** START Input rows **
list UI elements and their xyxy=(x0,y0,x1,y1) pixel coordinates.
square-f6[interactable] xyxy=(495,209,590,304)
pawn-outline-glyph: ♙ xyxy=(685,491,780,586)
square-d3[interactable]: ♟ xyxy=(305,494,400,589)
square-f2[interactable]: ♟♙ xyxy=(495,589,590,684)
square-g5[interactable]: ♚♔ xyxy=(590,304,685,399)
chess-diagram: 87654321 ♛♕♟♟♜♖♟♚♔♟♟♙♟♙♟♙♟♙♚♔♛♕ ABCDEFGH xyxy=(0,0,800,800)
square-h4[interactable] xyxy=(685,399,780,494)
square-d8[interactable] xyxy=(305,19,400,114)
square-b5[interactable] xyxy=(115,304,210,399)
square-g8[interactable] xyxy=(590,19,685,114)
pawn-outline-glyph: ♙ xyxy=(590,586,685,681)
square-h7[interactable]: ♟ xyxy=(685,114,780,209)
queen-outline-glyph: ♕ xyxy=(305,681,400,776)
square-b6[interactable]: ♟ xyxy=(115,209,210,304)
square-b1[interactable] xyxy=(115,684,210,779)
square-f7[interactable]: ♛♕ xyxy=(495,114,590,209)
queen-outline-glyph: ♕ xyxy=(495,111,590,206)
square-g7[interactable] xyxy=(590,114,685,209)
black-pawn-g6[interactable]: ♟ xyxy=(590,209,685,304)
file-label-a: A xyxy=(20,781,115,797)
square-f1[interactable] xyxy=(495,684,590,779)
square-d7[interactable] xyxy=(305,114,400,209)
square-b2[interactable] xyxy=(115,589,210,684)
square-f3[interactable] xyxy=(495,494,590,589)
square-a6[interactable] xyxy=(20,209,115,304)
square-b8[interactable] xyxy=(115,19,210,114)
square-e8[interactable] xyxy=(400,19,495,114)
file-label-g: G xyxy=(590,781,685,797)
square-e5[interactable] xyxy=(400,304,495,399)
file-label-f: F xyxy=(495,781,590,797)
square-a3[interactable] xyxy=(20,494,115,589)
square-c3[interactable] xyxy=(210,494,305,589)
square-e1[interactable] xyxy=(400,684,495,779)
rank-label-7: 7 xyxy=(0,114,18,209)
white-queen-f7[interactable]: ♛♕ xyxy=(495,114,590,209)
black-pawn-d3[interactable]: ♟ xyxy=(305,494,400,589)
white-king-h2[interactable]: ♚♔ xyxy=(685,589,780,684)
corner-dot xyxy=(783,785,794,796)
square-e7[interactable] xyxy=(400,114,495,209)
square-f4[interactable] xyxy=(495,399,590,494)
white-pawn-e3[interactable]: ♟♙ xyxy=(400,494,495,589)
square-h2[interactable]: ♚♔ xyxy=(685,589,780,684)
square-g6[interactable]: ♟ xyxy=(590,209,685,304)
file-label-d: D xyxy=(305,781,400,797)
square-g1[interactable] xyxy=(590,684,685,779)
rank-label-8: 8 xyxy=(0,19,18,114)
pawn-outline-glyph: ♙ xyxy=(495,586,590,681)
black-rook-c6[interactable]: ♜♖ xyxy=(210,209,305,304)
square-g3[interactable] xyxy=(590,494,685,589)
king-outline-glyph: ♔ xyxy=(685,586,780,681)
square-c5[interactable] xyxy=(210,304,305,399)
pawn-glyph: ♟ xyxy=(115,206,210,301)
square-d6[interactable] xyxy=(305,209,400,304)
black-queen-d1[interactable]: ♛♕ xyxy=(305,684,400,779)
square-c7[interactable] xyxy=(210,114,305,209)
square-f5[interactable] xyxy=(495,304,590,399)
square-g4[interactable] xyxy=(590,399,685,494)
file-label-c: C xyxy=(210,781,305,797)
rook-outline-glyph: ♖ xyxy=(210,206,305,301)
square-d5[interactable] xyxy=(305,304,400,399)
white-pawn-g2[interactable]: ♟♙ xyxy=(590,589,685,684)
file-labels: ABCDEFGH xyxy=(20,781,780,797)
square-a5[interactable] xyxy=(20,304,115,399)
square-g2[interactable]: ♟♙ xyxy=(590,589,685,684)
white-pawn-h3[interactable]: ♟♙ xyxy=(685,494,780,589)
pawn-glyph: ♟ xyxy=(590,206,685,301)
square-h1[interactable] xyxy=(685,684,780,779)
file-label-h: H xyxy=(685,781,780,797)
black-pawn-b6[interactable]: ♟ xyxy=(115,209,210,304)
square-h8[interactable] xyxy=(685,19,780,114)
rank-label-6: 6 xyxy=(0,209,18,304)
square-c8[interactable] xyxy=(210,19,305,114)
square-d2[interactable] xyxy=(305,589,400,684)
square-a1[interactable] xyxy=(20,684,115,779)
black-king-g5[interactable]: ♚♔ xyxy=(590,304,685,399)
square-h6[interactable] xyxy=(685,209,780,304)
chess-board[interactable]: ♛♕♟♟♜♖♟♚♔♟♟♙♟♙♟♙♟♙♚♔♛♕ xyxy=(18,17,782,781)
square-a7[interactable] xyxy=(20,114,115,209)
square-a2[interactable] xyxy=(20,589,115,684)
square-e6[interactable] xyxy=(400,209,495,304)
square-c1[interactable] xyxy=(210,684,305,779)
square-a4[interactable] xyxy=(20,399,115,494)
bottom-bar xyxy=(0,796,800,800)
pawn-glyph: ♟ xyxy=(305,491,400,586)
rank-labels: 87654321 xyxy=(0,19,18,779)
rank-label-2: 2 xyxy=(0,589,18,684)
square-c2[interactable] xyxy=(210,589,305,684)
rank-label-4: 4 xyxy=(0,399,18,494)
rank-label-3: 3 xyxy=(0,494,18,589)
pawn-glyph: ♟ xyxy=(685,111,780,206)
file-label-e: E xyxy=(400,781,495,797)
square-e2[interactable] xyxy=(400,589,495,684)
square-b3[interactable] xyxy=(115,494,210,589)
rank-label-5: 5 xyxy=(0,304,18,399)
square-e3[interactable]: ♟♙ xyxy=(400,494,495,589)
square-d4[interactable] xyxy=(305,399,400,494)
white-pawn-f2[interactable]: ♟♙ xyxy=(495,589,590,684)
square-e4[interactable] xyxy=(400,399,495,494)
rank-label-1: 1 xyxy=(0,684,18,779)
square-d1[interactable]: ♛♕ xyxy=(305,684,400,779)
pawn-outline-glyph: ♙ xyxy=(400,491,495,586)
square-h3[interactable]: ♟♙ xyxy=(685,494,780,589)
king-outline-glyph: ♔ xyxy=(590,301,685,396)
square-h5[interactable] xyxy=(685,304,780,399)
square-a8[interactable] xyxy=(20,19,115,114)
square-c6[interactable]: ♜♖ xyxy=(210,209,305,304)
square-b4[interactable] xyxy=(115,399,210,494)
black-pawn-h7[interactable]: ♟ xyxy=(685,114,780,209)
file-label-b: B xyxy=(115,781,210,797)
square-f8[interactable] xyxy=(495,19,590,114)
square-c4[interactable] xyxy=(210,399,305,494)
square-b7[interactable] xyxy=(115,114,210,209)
** END Input rows **
#### Exercise requirements:
Put every line of the entries, from the start down to and including the line containing "file-label-f: F xyxy=(495,781,590,797)", into a JSON list of strings with one string per line, leaving out blank lines.

#### Correct response:
[
  "list UI elements and their xyxy=(x0,y0,x1,y1) pixel coordinates.",
  "square-f6[interactable] xyxy=(495,209,590,304)",
  "pawn-outline-glyph: ♙ xyxy=(685,491,780,586)",
  "square-d3[interactable]: ♟ xyxy=(305,494,400,589)",
  "square-f2[interactable]: ♟♙ xyxy=(495,589,590,684)",
  "square-g5[interactable]: ♚♔ xyxy=(590,304,685,399)",
  "chess-diagram: 87654321 ♛♕♟♟♜♖♟♚♔♟♟♙♟♙♟♙♟♙♚♔♛♕ ABCDEFGH xyxy=(0,0,800,800)",
  "square-h4[interactable] xyxy=(685,399,780,494)",
  "square-d8[interactable] xyxy=(305,19,400,114)",
  "square-b5[interactable] xyxy=(115,304,210,399)",
  "square-g8[interactable] xyxy=(590,19,685,114)",
  "pawn-outline-glyph: ♙ xyxy=(590,586,685,681)",
  "square-h7[interactable]: ♟ xyxy=(685,114,780,209)",
  "queen-outline-glyph: ♕ xyxy=(305,681,400,776)",
  "square-b6[interactable]: ♟ xyxy=(115,209,210,304)",
  "square-b1[interactable] xyxy=(115,684,210,779)",
  "square-f7[interactable]: ♛♕ xyxy=(495,114,590,209)",
  "queen-outline-glyph: ♕ xyxy=(495,111,590,206)",
  "square-g7[interactable] xyxy=(590,114,685,209)",
  "black-pawn-g6[interactable]: ♟ xyxy=(590,209,685,304)",
  "file-label-a: A xyxy=(20,781,115,797)",
  "square-f1[interactable] xyxy=(495,684,590,779)",
  "square-d7[interactable] xyxy=(305,114,400,209)",
  "square-b2[interactable] xyxy=(115,589,210,684)",
  "square-f3[interactable] xyxy=(495,494,590,589)",
  "square-a6[interactable] xyxy=(20,209,115,304)",
  "square-b8[interactable] xyxy=(115,19,210,114)",
  "square-e8[interactable] xyxy=(400,19,495,114)",
  "file-label-g: G xyxy=(590,781,685,797)",
  "square-e5[interactable] xyxy=(400,304,495,399)",
  "file-label-f: F xyxy=(495,781,590,797)"
]